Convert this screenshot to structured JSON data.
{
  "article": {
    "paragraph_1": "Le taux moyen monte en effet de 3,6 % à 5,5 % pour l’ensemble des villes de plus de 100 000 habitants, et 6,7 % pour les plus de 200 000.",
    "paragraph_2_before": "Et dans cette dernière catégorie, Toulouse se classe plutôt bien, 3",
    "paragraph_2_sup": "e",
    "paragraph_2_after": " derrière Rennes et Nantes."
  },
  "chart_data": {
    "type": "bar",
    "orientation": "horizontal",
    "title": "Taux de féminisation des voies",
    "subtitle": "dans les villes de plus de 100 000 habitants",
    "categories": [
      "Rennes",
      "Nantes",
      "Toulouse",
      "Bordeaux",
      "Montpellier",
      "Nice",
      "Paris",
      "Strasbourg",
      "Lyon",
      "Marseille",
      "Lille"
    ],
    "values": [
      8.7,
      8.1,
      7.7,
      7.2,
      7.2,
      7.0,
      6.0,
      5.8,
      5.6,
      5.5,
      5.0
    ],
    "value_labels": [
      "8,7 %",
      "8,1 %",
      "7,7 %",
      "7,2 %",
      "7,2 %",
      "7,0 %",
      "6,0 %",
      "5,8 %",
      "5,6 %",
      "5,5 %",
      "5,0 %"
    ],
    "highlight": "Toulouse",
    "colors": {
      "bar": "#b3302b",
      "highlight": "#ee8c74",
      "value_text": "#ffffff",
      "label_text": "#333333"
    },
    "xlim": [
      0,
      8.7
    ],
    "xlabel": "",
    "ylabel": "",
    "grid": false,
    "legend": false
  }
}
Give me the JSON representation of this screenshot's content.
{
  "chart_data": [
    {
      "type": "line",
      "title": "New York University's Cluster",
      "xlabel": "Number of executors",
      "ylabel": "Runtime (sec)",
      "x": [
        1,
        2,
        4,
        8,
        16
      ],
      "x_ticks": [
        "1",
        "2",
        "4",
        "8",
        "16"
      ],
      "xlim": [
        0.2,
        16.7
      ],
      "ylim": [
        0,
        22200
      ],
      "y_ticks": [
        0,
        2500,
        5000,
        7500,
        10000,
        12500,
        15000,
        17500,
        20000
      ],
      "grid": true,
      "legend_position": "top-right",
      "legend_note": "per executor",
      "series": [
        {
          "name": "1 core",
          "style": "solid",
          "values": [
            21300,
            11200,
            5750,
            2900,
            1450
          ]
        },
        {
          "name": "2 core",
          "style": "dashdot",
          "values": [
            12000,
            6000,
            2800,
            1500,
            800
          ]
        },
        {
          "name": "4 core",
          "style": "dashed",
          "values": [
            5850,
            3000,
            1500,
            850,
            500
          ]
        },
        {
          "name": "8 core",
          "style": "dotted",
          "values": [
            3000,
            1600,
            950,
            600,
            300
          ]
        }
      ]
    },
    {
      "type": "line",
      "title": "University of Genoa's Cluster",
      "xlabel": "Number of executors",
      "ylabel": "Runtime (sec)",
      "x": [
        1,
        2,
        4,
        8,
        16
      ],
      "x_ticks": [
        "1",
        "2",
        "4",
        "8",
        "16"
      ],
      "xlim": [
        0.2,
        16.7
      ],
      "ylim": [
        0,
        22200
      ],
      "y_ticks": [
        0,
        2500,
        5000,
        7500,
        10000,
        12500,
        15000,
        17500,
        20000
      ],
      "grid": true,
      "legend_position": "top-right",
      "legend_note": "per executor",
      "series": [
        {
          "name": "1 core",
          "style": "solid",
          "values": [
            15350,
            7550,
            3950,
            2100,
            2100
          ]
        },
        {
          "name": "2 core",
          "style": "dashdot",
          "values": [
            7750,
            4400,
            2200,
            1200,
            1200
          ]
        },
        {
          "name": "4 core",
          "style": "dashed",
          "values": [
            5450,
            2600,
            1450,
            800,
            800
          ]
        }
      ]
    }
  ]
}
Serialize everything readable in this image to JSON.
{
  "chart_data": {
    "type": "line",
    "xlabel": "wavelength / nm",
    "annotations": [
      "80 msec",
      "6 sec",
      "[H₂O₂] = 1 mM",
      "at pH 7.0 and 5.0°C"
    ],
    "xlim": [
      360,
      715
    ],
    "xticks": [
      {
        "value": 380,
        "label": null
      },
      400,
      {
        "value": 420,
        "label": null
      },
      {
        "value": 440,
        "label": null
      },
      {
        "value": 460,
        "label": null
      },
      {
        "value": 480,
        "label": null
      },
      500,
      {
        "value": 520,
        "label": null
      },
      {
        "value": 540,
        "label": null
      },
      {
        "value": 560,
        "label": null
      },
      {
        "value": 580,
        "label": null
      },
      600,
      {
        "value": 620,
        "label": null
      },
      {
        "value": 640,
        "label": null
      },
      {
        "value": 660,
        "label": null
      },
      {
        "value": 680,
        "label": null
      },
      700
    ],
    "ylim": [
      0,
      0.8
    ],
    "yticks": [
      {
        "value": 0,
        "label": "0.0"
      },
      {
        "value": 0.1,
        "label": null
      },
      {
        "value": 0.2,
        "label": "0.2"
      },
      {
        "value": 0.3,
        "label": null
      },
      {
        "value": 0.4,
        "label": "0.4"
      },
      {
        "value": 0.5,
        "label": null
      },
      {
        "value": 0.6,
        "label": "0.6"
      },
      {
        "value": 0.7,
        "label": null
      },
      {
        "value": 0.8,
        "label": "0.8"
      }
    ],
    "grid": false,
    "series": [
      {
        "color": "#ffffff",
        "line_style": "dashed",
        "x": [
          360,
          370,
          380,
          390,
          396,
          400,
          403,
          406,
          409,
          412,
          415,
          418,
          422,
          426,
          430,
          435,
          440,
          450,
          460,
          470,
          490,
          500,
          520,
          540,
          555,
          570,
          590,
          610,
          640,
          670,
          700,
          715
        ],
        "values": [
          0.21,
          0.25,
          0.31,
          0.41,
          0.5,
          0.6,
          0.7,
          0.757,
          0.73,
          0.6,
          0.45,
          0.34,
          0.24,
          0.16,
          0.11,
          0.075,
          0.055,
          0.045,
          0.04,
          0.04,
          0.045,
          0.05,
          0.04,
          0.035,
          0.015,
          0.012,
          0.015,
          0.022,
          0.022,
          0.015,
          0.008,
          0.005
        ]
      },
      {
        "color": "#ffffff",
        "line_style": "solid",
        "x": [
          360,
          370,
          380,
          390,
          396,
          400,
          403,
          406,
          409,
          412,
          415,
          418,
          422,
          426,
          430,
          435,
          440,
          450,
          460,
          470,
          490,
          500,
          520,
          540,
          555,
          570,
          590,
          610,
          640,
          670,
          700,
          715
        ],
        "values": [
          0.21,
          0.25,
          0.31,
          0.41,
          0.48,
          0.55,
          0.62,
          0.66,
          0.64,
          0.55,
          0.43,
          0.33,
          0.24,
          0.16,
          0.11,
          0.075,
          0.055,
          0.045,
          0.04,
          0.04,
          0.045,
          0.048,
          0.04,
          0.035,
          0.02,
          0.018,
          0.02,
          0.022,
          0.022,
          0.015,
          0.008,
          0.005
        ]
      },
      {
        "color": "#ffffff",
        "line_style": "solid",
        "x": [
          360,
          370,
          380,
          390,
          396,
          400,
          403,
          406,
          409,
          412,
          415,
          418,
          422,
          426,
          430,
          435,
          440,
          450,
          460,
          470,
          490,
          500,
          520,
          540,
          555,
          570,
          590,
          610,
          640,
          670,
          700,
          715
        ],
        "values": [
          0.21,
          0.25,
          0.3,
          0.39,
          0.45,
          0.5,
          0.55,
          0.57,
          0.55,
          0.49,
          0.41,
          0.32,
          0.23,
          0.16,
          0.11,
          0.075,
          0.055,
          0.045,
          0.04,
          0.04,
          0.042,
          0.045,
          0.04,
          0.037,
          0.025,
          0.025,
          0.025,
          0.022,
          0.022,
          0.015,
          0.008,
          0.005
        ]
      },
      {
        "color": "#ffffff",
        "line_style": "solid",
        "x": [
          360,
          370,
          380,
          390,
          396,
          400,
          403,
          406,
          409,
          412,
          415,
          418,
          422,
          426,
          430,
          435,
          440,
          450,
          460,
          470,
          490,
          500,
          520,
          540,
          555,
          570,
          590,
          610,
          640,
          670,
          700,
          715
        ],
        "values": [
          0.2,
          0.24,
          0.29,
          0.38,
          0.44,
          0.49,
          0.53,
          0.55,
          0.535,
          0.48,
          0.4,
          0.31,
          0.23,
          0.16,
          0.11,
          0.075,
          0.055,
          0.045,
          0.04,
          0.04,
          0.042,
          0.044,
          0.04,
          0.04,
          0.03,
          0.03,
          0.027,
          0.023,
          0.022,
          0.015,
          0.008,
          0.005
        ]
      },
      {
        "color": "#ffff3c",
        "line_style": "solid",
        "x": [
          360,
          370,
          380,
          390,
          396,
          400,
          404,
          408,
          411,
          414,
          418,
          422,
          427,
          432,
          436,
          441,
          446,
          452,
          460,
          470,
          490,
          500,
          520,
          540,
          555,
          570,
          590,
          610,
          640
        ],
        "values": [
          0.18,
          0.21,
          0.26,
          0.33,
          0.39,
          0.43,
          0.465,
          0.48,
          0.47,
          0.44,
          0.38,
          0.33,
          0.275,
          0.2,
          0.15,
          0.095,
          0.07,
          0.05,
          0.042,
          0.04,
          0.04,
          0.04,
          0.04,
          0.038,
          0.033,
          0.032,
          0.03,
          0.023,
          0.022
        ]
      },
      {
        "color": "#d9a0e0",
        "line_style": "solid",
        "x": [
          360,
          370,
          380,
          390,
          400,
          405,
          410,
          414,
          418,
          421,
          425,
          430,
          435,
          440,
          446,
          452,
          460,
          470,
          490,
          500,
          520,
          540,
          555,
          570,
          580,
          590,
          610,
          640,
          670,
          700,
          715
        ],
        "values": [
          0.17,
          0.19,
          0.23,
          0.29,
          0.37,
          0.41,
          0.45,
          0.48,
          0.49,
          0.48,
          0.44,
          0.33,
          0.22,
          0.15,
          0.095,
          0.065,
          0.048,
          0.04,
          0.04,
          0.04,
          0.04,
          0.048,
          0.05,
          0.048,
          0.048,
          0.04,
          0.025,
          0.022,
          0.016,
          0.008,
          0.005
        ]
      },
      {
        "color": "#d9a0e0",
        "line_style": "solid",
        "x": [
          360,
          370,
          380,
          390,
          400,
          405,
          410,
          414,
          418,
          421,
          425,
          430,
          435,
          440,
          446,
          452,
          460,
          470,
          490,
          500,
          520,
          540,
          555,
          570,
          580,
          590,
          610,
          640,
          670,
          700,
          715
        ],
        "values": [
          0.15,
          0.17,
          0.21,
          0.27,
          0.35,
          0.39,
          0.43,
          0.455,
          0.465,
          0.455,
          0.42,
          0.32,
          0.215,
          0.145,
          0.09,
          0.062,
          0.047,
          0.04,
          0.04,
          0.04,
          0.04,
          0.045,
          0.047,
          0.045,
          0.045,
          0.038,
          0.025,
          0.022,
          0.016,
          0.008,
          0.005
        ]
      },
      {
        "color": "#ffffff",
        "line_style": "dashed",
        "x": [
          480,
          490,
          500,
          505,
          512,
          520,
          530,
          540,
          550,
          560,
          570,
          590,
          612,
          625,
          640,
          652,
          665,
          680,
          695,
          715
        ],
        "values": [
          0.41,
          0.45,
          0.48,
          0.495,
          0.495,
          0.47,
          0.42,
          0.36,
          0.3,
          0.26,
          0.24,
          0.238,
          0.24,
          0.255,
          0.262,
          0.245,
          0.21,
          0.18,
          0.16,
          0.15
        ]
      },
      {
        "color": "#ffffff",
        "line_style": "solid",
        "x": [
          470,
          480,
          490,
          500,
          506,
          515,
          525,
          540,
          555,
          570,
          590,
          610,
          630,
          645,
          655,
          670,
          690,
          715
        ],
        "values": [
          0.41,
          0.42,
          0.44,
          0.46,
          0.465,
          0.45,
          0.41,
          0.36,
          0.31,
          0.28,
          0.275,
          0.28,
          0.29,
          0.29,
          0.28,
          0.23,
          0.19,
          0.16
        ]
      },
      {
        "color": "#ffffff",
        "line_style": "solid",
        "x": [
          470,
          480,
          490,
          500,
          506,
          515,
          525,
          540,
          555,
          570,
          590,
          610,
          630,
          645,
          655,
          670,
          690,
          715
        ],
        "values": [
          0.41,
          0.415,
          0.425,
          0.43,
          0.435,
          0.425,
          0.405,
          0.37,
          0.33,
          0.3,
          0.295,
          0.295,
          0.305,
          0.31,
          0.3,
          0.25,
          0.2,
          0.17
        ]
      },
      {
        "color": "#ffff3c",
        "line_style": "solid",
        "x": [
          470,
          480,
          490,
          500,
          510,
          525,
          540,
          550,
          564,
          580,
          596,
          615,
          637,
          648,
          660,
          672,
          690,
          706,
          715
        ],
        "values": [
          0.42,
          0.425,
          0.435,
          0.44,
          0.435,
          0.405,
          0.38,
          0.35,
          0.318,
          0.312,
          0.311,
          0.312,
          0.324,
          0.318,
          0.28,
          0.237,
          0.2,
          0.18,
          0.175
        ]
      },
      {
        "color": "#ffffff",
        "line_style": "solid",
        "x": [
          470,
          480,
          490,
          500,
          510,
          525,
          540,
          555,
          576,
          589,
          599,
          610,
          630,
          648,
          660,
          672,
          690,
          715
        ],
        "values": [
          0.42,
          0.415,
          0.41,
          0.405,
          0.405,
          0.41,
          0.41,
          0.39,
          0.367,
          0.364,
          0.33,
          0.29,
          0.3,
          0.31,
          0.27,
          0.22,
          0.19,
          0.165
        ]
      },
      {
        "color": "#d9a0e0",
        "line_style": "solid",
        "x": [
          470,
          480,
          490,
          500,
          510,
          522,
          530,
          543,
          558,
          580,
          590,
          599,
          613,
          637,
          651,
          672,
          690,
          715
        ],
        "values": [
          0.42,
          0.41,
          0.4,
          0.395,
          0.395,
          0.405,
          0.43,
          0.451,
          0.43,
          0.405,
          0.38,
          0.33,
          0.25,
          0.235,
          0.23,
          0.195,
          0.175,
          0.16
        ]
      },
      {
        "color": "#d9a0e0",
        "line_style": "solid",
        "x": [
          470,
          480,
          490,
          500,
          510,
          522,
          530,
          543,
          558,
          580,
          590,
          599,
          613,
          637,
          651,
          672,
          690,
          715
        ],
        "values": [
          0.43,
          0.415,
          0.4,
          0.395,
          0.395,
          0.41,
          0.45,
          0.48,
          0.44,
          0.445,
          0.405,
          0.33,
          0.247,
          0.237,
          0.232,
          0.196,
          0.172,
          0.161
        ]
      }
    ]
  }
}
******************************
Filter the listing for the word "University" and copy every line that holds it.

* [TASK RESPONSE]
      "title": "New York University's Cluster",
      "title": "University of Genoa's Cluster",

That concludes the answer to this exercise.